Text =>
Over time more and more citizens have become so dependent on government spending (control) that, while they know major changes need to be made, they resist the very changes that are needed to restore the health of their freedom and economic future, and that of their children and grandchildren.

They have become so government-dependent (or, addicted) that they fear giving up that dependence. They have been 'captured' by socialism - - and, headed toward a result their founding forefathers never intended - - a road of increasing serfdom to the state.

America is more a socialistic nation, and less a free-market economy, then ever before in its history, because our total economy has become significantly more government-dominated and dependent.

Think of the total economy as a pie, divided into two economic slices (the government sector share and the pure private sector share), where the whole pie is the total national income. If the government share expands faster than the total economy, then the free-market private sector's share is compressed.

With 3 simple color pictures, we will view the relationship between these sectors at three different times in our history (prior 1930 and the New Deal, after World War II disarmament in 1947, and as it is today) - - and observe the march of socialization in America.

Keep your eye on the red slice of the economic pie, as we will move from the first pie chart (below) to the second, and then to the third. That's the government [federal + state & local] spending sector dominating & controlling more and more of the nation's economic pie.

Therefore, less and less of the nation's economic pie is left for the pure private sector, being that part of our economy not dependent on government spending yet upon which national productivity, savings, living standards AND freedom fully depend for our youth.


Watch government increase its RED share of the total economic pie - - step by step

1929 statusPICTURE #1 - pre-1930

Picture #1: Look at the left chart.

7 decades ago, when many of today's senior citizens were children, just 12% of the economic pie was dependent upon GOVERNMENT (the red slice of the pie).

Restated, 12% of national income was consumed by government spending back then.

This left 88% of the pie to the productive PRIVATE sector (blue pie slice).

At that time the private sector was 7.3 times larger than the government share.

America WAS 88% FREE and 12% socialistic.

Note: to cover the 12% government spending share of the economy (red slice) with enough tax revenue, the average person had to work 1.4 months per year. (Today's government spending, as you will soon see, requires that person to work 5.3 months to support government.)

*(the technician will note national income used to measure the economy, not GDP. This approach was firmly recommended by Nobel Laureate Milton Friedman, as the only proper method - - discussion at bottom of page)*

1947 statusPICTURE #2 - post World War II

NOW, watch the non-productive government share in the left chart double to 22% of the economy, from the prior 12% share. (the red slice got bigger),

and note the remaining portion left to the productive private sector has been squeezed out of 10 points, compared to the previous chart.

Dataset content =>
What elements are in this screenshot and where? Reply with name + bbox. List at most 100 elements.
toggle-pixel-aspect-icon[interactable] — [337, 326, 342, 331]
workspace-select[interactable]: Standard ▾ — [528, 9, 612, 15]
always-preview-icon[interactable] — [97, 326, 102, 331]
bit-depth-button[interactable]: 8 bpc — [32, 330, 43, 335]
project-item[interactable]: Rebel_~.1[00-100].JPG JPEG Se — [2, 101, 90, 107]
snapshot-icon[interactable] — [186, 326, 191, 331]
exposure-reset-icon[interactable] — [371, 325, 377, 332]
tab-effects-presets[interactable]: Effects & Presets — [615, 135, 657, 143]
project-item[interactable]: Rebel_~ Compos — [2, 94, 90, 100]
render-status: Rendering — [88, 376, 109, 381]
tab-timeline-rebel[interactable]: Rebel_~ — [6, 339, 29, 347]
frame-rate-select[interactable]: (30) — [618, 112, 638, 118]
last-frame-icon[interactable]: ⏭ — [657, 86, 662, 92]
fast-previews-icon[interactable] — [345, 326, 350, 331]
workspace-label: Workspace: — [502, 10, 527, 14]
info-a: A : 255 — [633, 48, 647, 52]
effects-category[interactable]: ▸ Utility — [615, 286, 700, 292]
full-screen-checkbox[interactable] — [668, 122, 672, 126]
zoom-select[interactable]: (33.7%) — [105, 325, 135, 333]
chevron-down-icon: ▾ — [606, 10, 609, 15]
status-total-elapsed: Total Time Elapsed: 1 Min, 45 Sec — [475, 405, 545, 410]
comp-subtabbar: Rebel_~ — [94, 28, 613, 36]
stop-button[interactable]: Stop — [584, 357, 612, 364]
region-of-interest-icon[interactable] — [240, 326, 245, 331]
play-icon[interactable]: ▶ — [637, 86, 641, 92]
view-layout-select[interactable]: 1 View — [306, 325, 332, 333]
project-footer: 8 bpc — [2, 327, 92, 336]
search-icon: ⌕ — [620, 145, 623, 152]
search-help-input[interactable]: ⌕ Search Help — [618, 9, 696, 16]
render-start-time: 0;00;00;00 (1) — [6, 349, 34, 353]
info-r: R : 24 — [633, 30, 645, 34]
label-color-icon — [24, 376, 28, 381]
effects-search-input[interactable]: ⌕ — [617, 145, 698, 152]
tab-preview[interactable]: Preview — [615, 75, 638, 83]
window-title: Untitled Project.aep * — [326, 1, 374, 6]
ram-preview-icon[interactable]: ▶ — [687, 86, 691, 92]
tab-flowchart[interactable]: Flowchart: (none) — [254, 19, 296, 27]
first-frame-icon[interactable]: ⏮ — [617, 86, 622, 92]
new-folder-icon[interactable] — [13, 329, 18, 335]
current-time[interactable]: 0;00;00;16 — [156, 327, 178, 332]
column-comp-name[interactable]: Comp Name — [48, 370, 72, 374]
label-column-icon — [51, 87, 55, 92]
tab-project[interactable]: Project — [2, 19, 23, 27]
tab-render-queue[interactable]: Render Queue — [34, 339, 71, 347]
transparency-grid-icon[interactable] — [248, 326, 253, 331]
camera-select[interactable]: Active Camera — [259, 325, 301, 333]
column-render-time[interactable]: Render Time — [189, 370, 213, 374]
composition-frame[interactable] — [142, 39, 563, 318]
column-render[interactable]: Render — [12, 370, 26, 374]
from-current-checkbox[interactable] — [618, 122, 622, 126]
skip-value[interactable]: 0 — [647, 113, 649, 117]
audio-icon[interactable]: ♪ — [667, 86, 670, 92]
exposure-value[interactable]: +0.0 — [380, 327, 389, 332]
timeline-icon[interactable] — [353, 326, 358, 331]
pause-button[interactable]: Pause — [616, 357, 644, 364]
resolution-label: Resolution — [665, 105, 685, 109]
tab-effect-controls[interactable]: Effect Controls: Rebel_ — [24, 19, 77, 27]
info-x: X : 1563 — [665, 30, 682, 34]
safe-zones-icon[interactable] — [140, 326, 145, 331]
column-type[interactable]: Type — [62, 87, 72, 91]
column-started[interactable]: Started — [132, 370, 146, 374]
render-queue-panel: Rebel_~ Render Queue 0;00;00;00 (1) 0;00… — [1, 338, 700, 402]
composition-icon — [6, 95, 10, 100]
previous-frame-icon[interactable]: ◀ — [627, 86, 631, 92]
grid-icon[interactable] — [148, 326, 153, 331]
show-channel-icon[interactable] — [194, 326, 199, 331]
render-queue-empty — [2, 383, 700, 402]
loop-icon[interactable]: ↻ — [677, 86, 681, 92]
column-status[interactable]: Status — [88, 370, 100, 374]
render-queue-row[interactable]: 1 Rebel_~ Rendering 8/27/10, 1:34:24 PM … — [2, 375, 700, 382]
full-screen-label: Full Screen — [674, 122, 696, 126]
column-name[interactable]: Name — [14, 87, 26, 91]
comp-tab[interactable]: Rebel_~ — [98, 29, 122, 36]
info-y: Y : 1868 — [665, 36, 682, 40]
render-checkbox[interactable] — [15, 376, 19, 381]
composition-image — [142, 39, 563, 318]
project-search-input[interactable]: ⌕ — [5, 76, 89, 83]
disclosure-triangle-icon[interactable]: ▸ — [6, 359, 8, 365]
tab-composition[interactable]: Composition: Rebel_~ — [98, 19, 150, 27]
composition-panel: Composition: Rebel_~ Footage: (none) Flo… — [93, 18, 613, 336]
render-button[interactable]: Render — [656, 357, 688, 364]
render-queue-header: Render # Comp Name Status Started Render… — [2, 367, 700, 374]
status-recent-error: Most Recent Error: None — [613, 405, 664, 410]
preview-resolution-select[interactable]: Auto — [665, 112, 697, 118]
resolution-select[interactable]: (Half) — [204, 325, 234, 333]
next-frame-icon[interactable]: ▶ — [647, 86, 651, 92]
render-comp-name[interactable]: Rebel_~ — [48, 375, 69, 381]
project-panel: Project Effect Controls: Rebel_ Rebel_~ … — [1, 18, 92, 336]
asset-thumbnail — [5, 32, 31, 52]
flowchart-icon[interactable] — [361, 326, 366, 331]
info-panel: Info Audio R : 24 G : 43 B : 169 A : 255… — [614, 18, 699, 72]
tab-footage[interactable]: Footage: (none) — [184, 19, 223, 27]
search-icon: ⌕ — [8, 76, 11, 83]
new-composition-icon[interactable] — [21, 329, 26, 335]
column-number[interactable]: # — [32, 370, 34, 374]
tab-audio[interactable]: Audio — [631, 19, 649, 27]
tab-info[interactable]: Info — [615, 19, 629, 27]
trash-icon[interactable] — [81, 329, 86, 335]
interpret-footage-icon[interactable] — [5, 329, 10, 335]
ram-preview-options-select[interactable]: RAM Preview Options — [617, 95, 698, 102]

What to work on =>
(1) Please reproduce the text on government spending from "Watch government increase" up to and including "spending back then.", substituting "retirees" for "senior citizens".
(2) Answer these questions from the text on government spending.
(a) What share of the economic pie depended on government before 1930?
(b) What does the text use to measure the economy instead of GDP?
(c) To what share of the economy did the government portion grow in 1947?
The records are separate material from the text on government spending.

Results for each task =>
(1)
Watch government increase its RED share of the total economic pie - - step by step

1929 statusPICTURE #1 - pre-1930

Picture #1: Look at the left chart.

7 decades ago, when many of today's retirees were children, just 12% of the economic pie was dependent upon GOVERNMENT (the red slice of the pie).

Restated, 12% of national income was consumed by government spending back then.

(2)
(a) 12%
(b) National income
(c) 22%